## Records

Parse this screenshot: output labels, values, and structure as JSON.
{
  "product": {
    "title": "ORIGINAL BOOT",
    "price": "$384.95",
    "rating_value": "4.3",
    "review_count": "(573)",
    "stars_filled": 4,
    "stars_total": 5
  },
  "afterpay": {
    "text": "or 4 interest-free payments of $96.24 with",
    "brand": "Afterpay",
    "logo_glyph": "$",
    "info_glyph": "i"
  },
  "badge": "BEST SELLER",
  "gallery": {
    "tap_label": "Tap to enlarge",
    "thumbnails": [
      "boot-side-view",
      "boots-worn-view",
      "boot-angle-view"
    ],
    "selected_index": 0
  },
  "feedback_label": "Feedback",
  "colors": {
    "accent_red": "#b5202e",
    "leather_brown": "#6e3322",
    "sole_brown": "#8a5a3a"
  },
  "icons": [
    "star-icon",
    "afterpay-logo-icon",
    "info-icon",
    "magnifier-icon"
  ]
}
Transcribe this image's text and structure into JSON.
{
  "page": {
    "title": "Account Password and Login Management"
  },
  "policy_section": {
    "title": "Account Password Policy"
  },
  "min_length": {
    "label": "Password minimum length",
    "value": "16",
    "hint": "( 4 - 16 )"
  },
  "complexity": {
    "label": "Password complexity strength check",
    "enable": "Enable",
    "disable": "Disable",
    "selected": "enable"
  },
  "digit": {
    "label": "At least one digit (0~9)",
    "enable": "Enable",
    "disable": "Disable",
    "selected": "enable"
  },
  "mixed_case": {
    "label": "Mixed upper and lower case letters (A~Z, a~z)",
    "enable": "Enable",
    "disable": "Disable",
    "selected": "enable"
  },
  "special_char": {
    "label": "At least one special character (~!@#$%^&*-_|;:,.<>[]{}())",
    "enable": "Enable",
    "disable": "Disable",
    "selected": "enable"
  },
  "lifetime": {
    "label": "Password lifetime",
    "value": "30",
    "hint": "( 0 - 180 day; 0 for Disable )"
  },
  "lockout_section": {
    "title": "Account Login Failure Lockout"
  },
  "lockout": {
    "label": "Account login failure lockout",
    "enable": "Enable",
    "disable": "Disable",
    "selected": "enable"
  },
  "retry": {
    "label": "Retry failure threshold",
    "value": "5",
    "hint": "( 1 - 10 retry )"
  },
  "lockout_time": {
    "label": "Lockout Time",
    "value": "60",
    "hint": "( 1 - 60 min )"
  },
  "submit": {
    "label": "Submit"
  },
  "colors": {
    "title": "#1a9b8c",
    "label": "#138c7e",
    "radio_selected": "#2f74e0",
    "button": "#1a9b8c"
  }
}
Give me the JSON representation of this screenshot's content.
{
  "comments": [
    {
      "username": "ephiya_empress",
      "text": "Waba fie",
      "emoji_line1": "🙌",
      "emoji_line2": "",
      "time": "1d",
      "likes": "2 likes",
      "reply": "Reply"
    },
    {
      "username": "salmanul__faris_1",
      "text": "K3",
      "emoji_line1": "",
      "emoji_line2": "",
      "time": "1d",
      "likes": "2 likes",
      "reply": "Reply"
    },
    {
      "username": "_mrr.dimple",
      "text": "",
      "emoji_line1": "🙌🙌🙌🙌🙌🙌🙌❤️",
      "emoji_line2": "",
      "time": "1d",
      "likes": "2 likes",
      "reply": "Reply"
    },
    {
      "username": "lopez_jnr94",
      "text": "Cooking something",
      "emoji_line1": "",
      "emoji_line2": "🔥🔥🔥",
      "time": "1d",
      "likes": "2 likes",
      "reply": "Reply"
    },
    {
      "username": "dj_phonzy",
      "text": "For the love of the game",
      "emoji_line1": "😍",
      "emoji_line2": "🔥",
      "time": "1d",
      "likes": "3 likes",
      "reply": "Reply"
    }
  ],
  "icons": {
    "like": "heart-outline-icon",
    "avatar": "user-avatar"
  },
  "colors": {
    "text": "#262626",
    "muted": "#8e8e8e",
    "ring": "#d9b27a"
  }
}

## Requirement
Extract the complete data, matching each line exactly.

## Complete response
Parse this screenshot: output labels, values, and structure as JSON.
{
  "product": {
    "title": "ORIGINAL BOOT",
    "price": "$384.95",
    "rating_value": "4.3",
    "review_count": "(573)",
    "stars_filled": 4,
    "stars_total": 5
  },
  "afterpay": {
    "text": "or 4 interest-free payments of $96.24 with",
    "brand": "Afterpay",
    "logo_glyph": "$",
    "info_glyph": "i"
  },
  "badge": "BEST SELLER",
  "gallery": {
    "tap_label": "Tap to enlarge",
    "thumbnails": [
      "boot-side-view",
      "boots-worn-view",
      "boot-angle-view"
    ],
    "selected_index": 0
  },
  "feedback_label": "Feedback",
  "colors": {
    "accent_red": "#b5202e",
    "leather_brown": "#6e3322",
    "sole_brown": "#8a5a3a"
  },
  "icons": [
    "star-icon",
    "afterpay-logo-icon",
    "info-icon",
    "magnifier-icon"
  ]
}
Transcribe this image's text and structure into JSON.
{
  "page": {
    "title": "Account Password and Login Management"
  },
  "policy_section": {
    "title": "Account Password Policy"
  },
  "min_length": {
    "label": "Password minimum length",
    "value": "16",
    "hint": "( 4 - 16 )"
  },
  "complexity": {
    "label": "Password complexity strength check",
    "enable": "Enable",
    "disable": "Disable",
    "selected": "enable"
  },
  "digit": {
    "label": "At least one digit (0~9)",
    "enable": "Enable",
    "disable": "Disable",
    "selected": "enable"
  },
  "mixed_case": {
    "label": "Mixed upper and lower case letters (A~Z, a~z)",
    "enable": "Enable",
    "disable": "Disable",
    "selected": "enable"
  },
  "special_char": {
    "label": "At least one special character (~!@#$%^&*-_|;:,.<>[]{}())",
    "enable": "Enable",
    "disable": "Disable",
    "selected": "enable"
  },
  "lifetime": {
    "label": "Password lifetime",
    "value": "30",
    "hint": "( 0 - 180 day; 0 for Disable )"
  },
  "lockout_section": {
    "title": "Account Login Failure Lockout"
  },
  "lockout": {
    "label": "Account login failure lockout",
    "enable": "Enable",
    "disable": "Disable",
    "selected": "enable"
  },
  "retry": {
    "label": "Retry failure threshold",
    "value": "5",
    "hint": "( 1 - 10 retry )"
  },
  "lockout_time": {
    "label": "Lockout Time",
    "value": "60",
    "hint": "( 1 - 60 min )"
  },
  "submit": {
    "label": "Submit"
  },
  "colors": {
    "title": "#1a9b8c",
    "label": "#138c7e",
    "radio_selected": "#2f74e0",
    "button": "#1a9b8c"
  }
}
Give me the JSON representation of this screenshot's content.
{
  "comments": [
    {
      "username": "ephiya_empress",
      "text": "Waba fie",
      "emoji_line1": "🙌",
      "emoji_line2": "",
      "time": "1d",
      "likes": "2 likes",
      "reply": "Reply"
    },
    {
      "username": "salmanul__faris_1",
      "text": "K3",
      "emoji_line1": "",
      "emoji_line2": "",
      "time": "1d",
      "likes": "2 likes",
      "reply": "Reply"
    },
    {
      "username": "_mrr.dimple",
      "text": "",
      "emoji_line1": "🙌🙌🙌🙌🙌🙌🙌❤️",
      "emoji_line2": "",
      "time": "1d",
      "likes": "2 likes",
      "reply": "Reply"
    },
    {
      "username": "lopez_jnr94",
      "text": "Cooking something",
      "emoji_line1": "",
      "emoji_line2": "🔥🔥🔥",
      "time": "1d",
      "likes": "2 likes",
      "reply": "Reply"
    },
    {
      "username": "dj_phonzy",
      "text": "For the love of the game",
      "emoji_line1": "😍",
      "emoji_line2": "🔥",
      "time": "1d",
      "likes": "3 likes",
      "reply": "Reply"
    }
  ],
  "icons": {
    "like": "heart-outline-icon",
    "avatar": "user-avatar"
  },
  "colors": {
    "text": "#262626",
    "muted": "#8e8e8e",
    "ring": "#d9b27a"
  }
}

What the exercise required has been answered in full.